◆ Task description
For each line below that contains the string "вследствие", copy that line.

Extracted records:
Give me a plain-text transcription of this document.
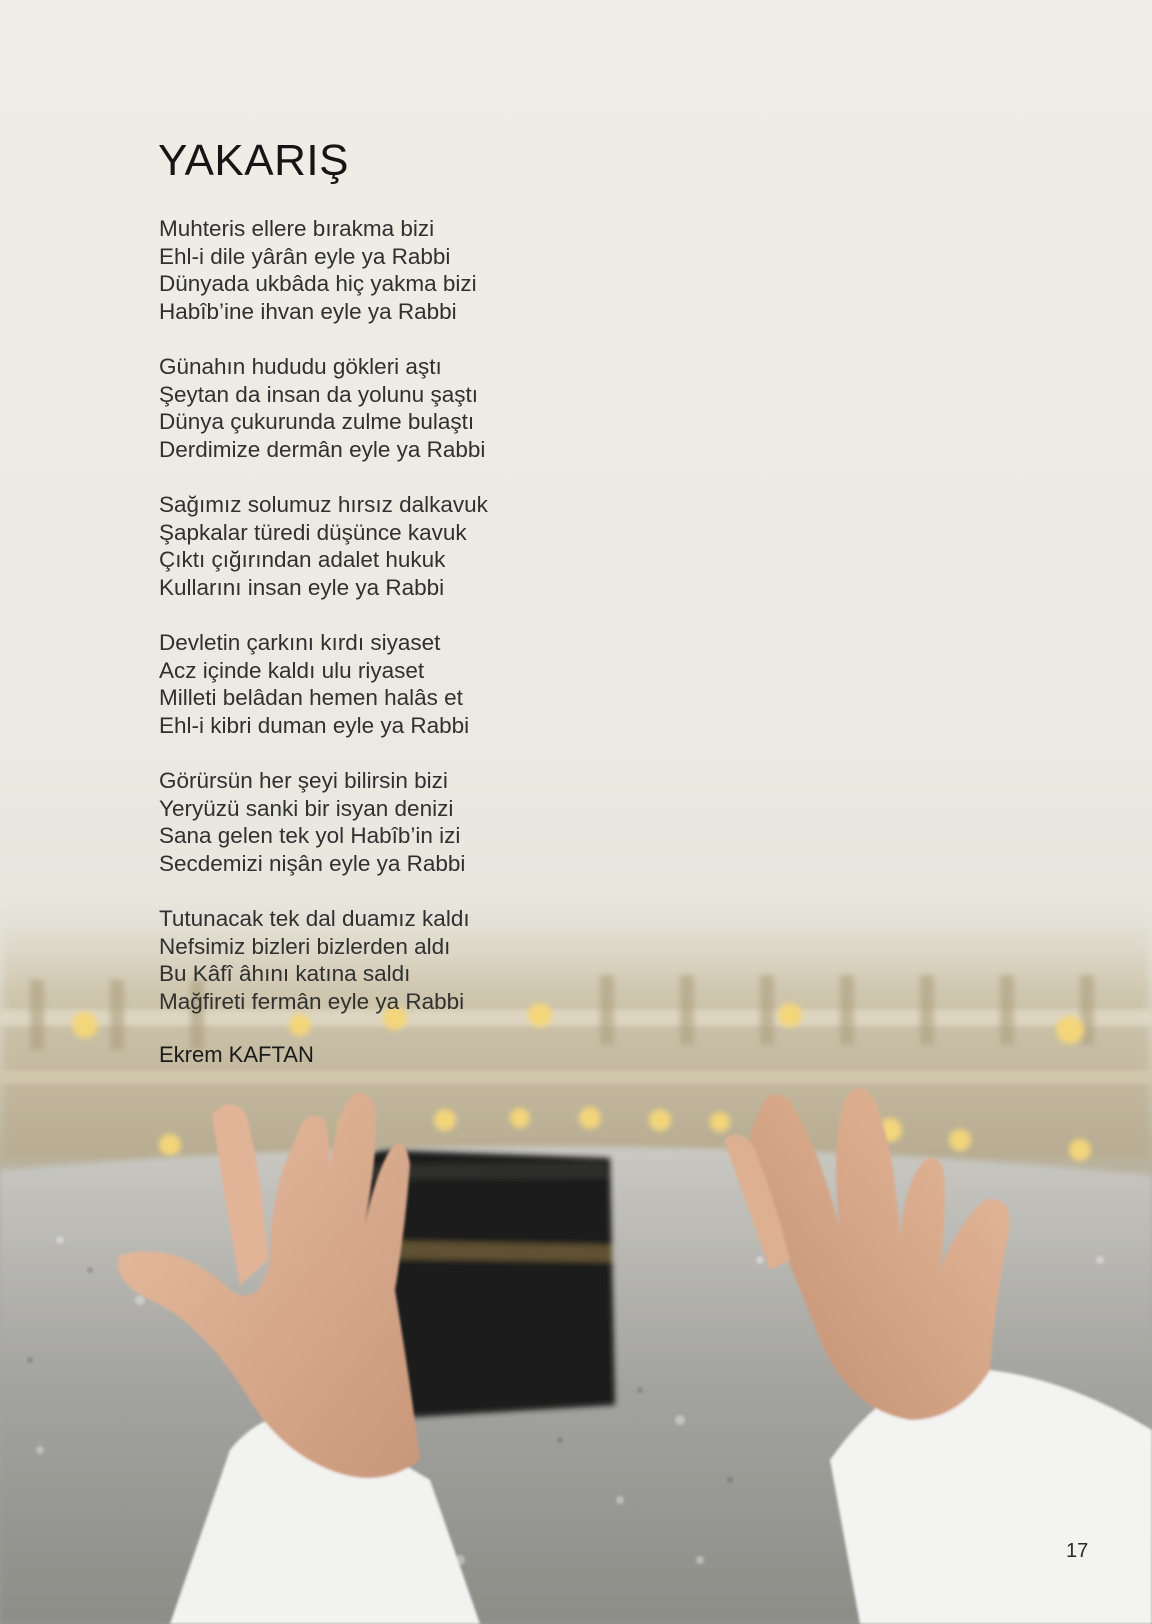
YAKARIŞ
Muhteris ellere bırakma bizi
Ehl-i dile yârân eyle ya Rabbi
Dünyada ukbâda hiç yakma bizi
Habîb’ine ihvan eyle ya Rabbi
Günahın hududu gökleri aştı
Şeytan da insan da yolunu şaştı
Dünya çukurunda zulme bulaştı
Derdimize dermân eyle ya Rabbi
Sağımız solumuz hırsız dalkavuk
Şapkalar türedi düşünce kavuk
Çıktı çığırından adalet hukuk
Kullarını insan eyle ya Rabbi
Devletin çarkını kırdı siyaset
Acz içinde kaldı ulu riyaset
Milleti belâdan hemen halâs et
Ehl-i kibri duman eyle ya Rabbi
Görürsün her şeyi bilirsin bizi
Yeryüzü sanki bir isyan denizi
Sana gelen tek yol Habîb’in izi
Secdemizi nişân eyle ya Rabbi
Tutunacak tek dal duamız kaldı
Nefsimiz bizleri bizlerden aldı
Bu Kâfî âhını katına saldı
Mağfireti fermân eyle ya Rabbi
Ekrem KAFTAN
17
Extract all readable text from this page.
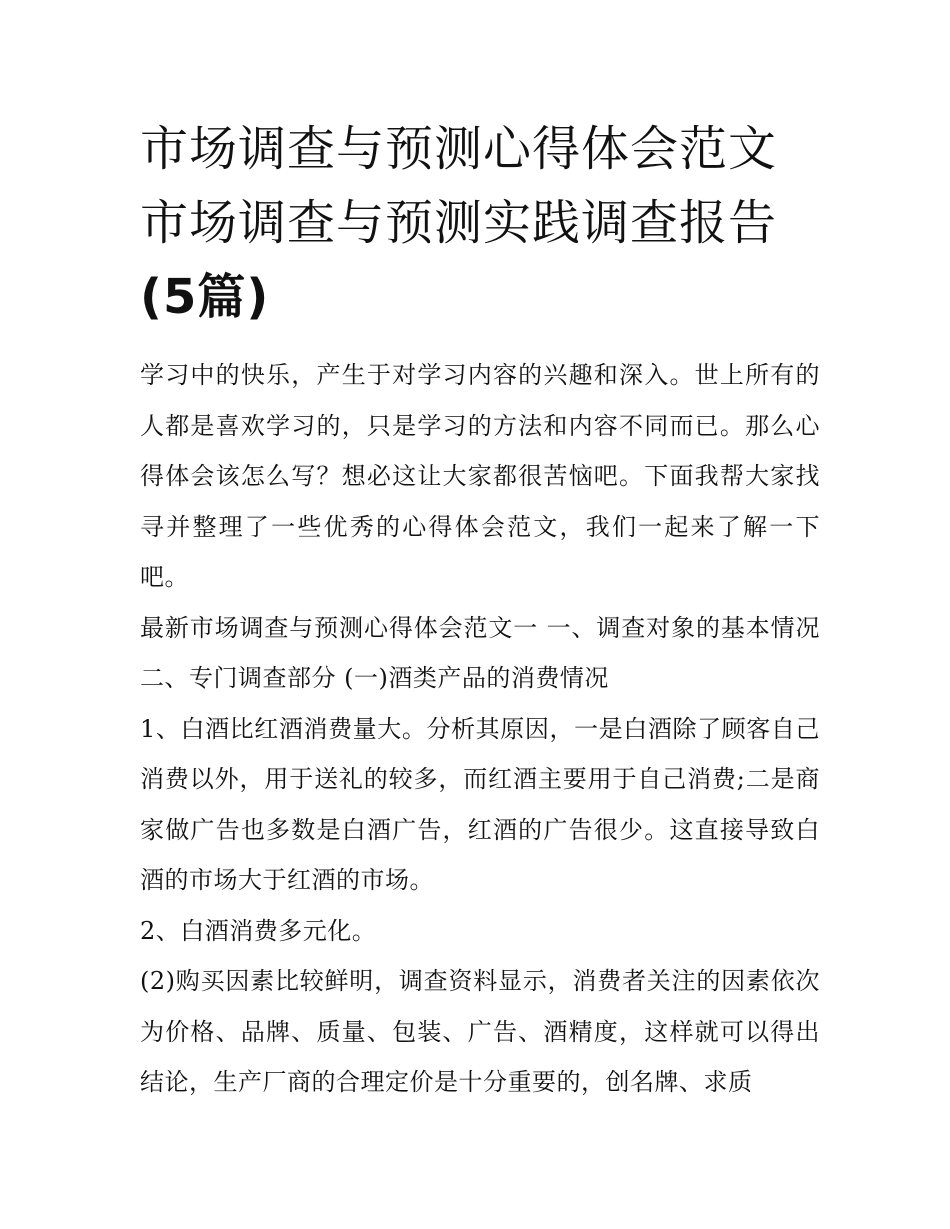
市场调查与预测心得体会范文
市场调查与预测实践调查报告
(5篇)

学习中的快乐，产生于对学习内容的兴趣和深入。世上所有的人都是喜欢学习的，只是学习的方法和内容不同而已。那么心得体会该怎么写？想必这让大家都很苦恼吧。下面我帮大家找寻并整理了一些优秀的心得体会范文，我们一起来了解一下吧。

最新市场调查与预测心得体会范文一 一、调查对象的基本情况 二、专门调查部分 (一)酒类产品的消费情况

1、白酒比红酒消费量大。分析其原因，一是白酒除了顾客自己消费以外，用于送礼的较多，而红酒主要用于自己消费;二是商家做广告也多数是白酒广告，红酒的广告很少。这直接导致白酒的市场大于红酒的市场。

2、白酒消费多元化。

(2)购买因素比较鲜明，调查资料显示，消费者关注的因素依次为价格、品牌、质量、包装、广告、酒精度，这样就可以得出结论，生产厂商的合理定价是十分重要的，创名牌、求质
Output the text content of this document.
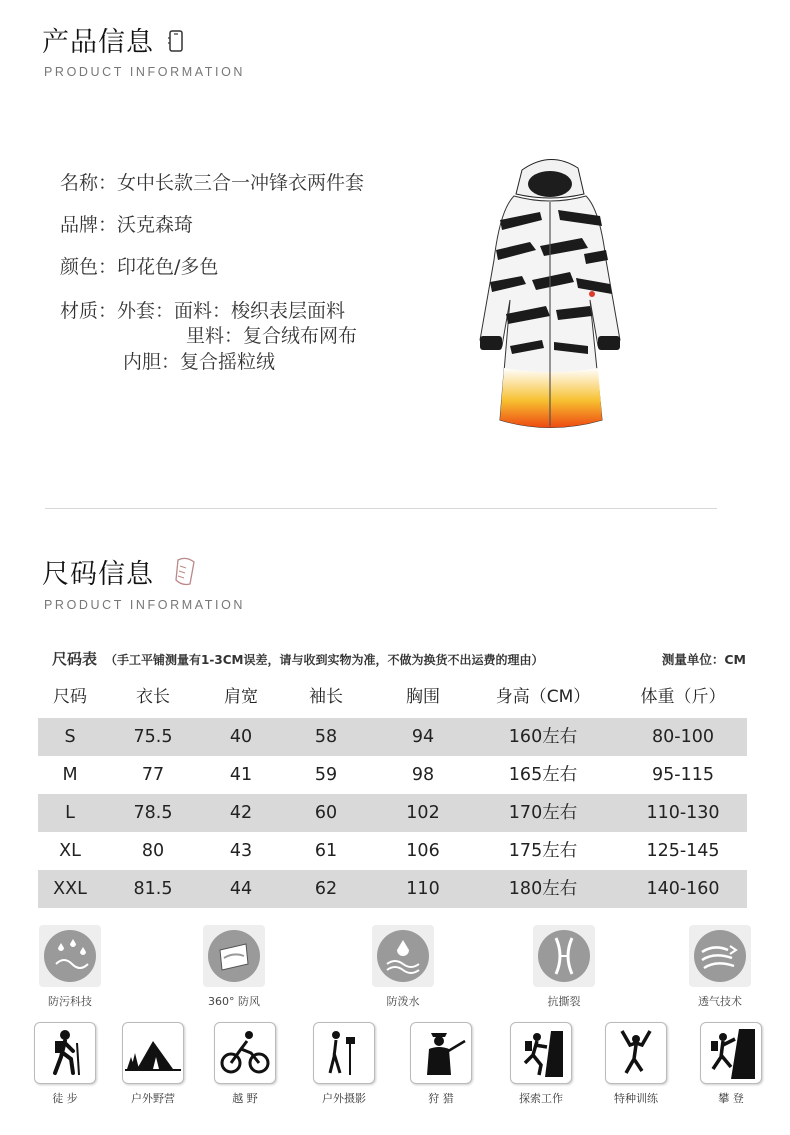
产品信息
PRODUCT INFORMATION
名称：女中长款三合一冲锋衣两件套
品牌：沃克森琦
颜色：印花色/多色
材质：外套：面料：梭织表层面料
里料：复合绒布网布
内胆：复合摇粒绒
尺码信息
PRODUCT INFORMATION
尺码表 （手工平铺测量有1-3CM误差，请与收到实物为准，不做为换货不出运费的理由）	测量单位：CM
尺码	衣长	肩宽	袖长	胸围	身高（CM）	体重（斤）
S	75.5	40	58	94	160左右	80-100
M	77	41	59	98	165左右	95-115
L	78.5	42	60	102	170左右	110-130
XL	80	43	61	106	175左右	125-145
XXL	81.5	44	62	110	180左右	140-160
防污科技	360° 防风	防泼水	抗撕裂	透气技术
徒 步	户外野营	越 野	户外摄影	狩 猎	探索工作	特种训练	攀 登
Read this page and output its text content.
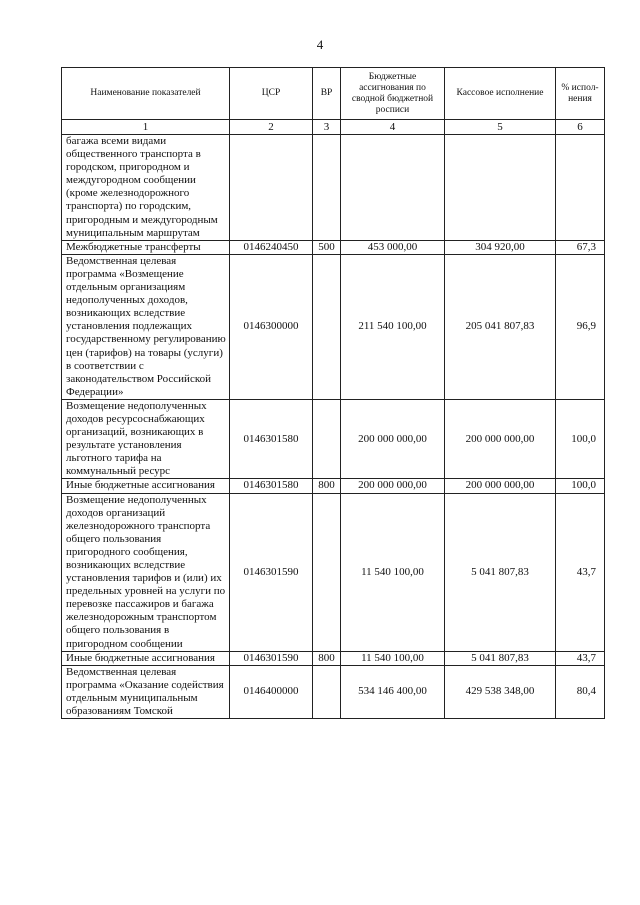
4
Наименование показателей	ЦСР	ВР	Бюджетные ассигнования по сводной бюджетной росписи	Кассовое исполнение	% испол-нения
1	2	3	4	5	6
багажа всеми видами общественного транспорта в городском, пригородном и междугородном сообщении (кроме железнодорожного транспорта) по городским, пригородным и междугородным муниципальным маршрутам					
Межбюджетные трансферты	0146240450	500	453 000,00	304 920,00	67,3
Ведомственная целевая программа «Возмещение отдельным организациям недополученных доходов, возникающих вследствие установления подлежащих государственному регулированию цен (тарифов) на товары (услуги) в соответствии с законодательством Российской Федерации»	0146300000		211 540 100,00	205 041 807,83	96,9
Возмещение недополученных доходов ресурсоснабжающих организаций, возникающих в результате установления льготного тарифа на коммунальный ресурс	0146301580		200 000 000,00	200 000 000,00	100,0
Иные бюджетные ассигнования	0146301580	800	200 000 000,00	200 000 000,00	100,0
Возмещение недополученных доходов организаций железнодорожного транспорта общего пользования пригородного сообщения, возникающих вследствие установления тарифов и (или) их предельных уровней на услуги по перевозке пассажиров и багажа железнодорожным транспортом общего пользования в пригородном сообщении	0146301590		11 540 100,00	5 041 807,83	43,7
Иные бюджетные ассигнования	0146301590	800	11 540 100,00	5 041 807,83	43,7
Ведомственная целевая программа «Оказание содействия отдельным муниципальным образованиям Томской	0146400000		534 146 400,00	429 538 348,00	80,4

◆ Output for this task
Ведомственная целевая программа «Возмещение отдельным организациям недополученных доходов, возникающих вследствие установления подлежащих государственному регулированию цен (тарифов) на товары (услуги) в соответствии с законодательством Российской Федерации»	0146300000		211 540 100,00	205 041 807,83	96,9
Возмещение недополученных доходов организаций железнодорожного транспорта общего пользования пригородного сообщения, возникающих вследствие установления тарифов и (или) их предельных уровней на услуги по перевозке пассажиров и багажа железнодорожным транспортом общего пользования в пригородном сообщении	0146301590		11 540 100,00	5 041 807,83	43,7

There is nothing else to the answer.